## INSTRUCTION
Produce a verbatim copy of the entries listed below.
— Start of DATASET —
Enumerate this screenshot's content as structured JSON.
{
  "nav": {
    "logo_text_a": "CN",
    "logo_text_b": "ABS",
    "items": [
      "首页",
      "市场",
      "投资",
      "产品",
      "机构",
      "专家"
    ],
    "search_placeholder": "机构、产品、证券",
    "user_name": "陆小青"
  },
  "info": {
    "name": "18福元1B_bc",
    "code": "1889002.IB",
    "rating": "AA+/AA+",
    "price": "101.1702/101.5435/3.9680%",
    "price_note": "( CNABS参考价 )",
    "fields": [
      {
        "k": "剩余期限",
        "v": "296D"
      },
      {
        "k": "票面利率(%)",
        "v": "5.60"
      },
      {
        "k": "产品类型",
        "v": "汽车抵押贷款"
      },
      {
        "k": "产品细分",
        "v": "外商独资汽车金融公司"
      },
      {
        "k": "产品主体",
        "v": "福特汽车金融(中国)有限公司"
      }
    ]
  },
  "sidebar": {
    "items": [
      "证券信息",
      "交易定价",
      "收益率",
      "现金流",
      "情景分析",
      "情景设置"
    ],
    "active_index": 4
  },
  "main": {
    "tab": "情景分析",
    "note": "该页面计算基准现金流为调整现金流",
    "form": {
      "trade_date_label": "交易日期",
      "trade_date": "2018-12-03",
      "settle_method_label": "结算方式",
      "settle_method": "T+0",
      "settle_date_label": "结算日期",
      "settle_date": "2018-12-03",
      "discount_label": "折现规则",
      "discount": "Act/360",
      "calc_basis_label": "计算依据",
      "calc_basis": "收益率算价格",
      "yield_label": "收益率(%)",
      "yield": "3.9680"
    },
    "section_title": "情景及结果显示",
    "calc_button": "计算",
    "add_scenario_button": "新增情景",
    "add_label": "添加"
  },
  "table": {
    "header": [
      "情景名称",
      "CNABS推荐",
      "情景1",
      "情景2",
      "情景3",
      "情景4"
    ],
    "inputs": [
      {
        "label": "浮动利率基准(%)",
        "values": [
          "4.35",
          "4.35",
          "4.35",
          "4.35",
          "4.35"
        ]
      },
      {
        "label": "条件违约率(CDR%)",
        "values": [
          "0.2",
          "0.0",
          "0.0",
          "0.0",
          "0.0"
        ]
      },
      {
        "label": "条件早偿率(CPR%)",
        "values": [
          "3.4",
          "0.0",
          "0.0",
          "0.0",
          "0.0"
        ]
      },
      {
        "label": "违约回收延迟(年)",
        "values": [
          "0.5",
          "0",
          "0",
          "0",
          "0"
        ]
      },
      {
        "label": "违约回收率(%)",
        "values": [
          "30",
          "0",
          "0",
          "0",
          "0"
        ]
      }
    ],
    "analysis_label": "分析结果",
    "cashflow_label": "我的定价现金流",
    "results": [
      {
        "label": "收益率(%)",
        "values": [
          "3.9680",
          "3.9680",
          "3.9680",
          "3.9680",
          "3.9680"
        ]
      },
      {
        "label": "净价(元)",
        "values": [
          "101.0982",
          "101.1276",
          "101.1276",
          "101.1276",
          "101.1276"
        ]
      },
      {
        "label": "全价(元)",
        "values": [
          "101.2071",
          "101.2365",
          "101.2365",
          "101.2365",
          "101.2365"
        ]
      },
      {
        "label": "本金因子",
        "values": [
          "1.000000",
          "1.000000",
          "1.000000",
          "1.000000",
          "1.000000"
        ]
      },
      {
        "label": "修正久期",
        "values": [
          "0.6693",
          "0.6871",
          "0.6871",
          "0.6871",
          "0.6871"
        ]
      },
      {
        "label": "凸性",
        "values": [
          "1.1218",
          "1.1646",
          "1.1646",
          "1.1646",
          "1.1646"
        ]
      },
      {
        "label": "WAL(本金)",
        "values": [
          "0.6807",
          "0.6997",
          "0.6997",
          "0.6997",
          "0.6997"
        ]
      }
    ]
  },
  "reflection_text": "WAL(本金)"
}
— End of DATASET —
## THE ANSWER
Enumerate this screenshot's content as structured JSON.
{
  "nav": {
    "logo_text_a": "CN",
    "logo_text_b": "ABS",
    "items": [
      "首页",
      "市场",
      "投资",
      "产品",
      "机构",
      "专家"
    ],
    "search_placeholder": "机构、产品、证券",
    "user_name": "陆小青"
  },
  "info": {
    "name": "18福元1B_bc",
    "code": "1889002.IB",
    "rating": "AA+/AA+",
    "price": "101.1702/101.5435/3.9680%",
    "price_note": "( CNABS参考价 )",
    "fields": [
      {
        "k": "剩余期限",
        "v": "296D"
      },
      {
        "k": "票面利率(%)",
        "v": "5.60"
      },
      {
        "k": "产品类型",
        "v": "汽车抵押贷款"
      },
      {
        "k": "产品细分",
        "v": "外商独资汽车金融公司"
      },
      {
        "k": "产品主体",
        "v": "福特汽车金融(中国)有限公司"
      }
    ]
  },
  "sidebar": {
    "items": [
      "证券信息",
      "交易定价",
      "收益率",
      "现金流",
      "情景分析",
      "情景设置"
    ],
    "active_index": 4
  },
  "main": {
    "tab": "情景分析",
    "note": "该页面计算基准现金流为调整现金流",
    "form": {
      "trade_date_label": "交易日期",
      "trade_date": "2018-12-03",
      "settle_method_label": "结算方式",
      "settle_method": "T+0",
      "settle_date_label": "结算日期",
      "settle_date": "2018-12-03",
      "discount_label": "折现规则",
      "discount": "Act/360",
      "calc_basis_label": "计算依据",
      "calc_basis": "收益率算价格",
      "yield_label": "收益率(%)",
      "yield": "3.9680"
    },
    "section_title": "情景及结果显示",
    "calc_button": "计算",
    "add_scenario_button": "新增情景",
    "add_label": "添加"
  },
  "table": {
    "header": [
      "情景名称",
      "CNABS推荐",
      "情景1",
      "情景2",
      "情景3",
      "情景4"
    ],
    "inputs": [
      {
        "label": "浮动利率基准(%)",
        "values": [
          "4.35",
          "4.35",
          "4.35",
          "4.35",
          "4.35"
        ]
      },
      {
        "label": "条件违约率(CDR%)",
        "values": [
          "0.2",
          "0.0",
          "0.0",
          "0.0",
          "0.0"
        ]
      },
      {
        "label": "条件早偿率(CPR%)",
        "values": [
          "3.4",
          "0.0",
          "0.0",
          "0.0",
          "0.0"
        ]
      },
      {
        "label": "违约回收延迟(年)",
        "values": [
          "0.5",
          "0",
          "0",
          "0",
          "0"
        ]
      },
      {
        "label": "违约回收率(%)",
        "values": [
          "30",
          "0",
          "0",
          "0",
          "0"
        ]
      }
    ],
    "analysis_label": "分析结果",
    "cashflow_label": "我的定价现金流",
    "results": [
      {
        "label": "收益率(%)",
        "values": [
          "3.9680",
          "3.9680",
          "3.9680",
          "3.9680",
          "3.9680"
        ]
      },
      {
        "label": "净价(元)",
        "values": [
          "101.0982",
          "101.1276",
          "101.1276",
          "101.1276",
          "101.1276"
        ]
      },
      {
        "label": "全价(元)",
        "values": [
          "101.2071",
          "101.2365",
          "101.2365",
          "101.2365",
          "101.2365"
        ]
      },
      {
        "label": "本金因子",
        "values": [
          "1.000000",
          "1.000000",
          "1.000000",
          "1.000000",
          "1.000000"
        ]
      },
      {
        "label": "修正久期",
        "values": [
          "0.6693",
          "0.6871",
          "0.6871",
          "0.6871",
          "0.6871"
        ]
      },
      {
        "label": "凸性",
        "values": [
          "1.1218",
          "1.1646",
          "1.1646",
          "1.1646",
          "1.1646"
        ]
      },
      {
        "label": "WAL(本金)",
        "values": [
          "0.6807",
          "0.6997",
          "0.6997",
          "0.6997",
          "0.6997"
        ]
      }
    ]
  },
  "reflection_text": "WAL(本金)"
}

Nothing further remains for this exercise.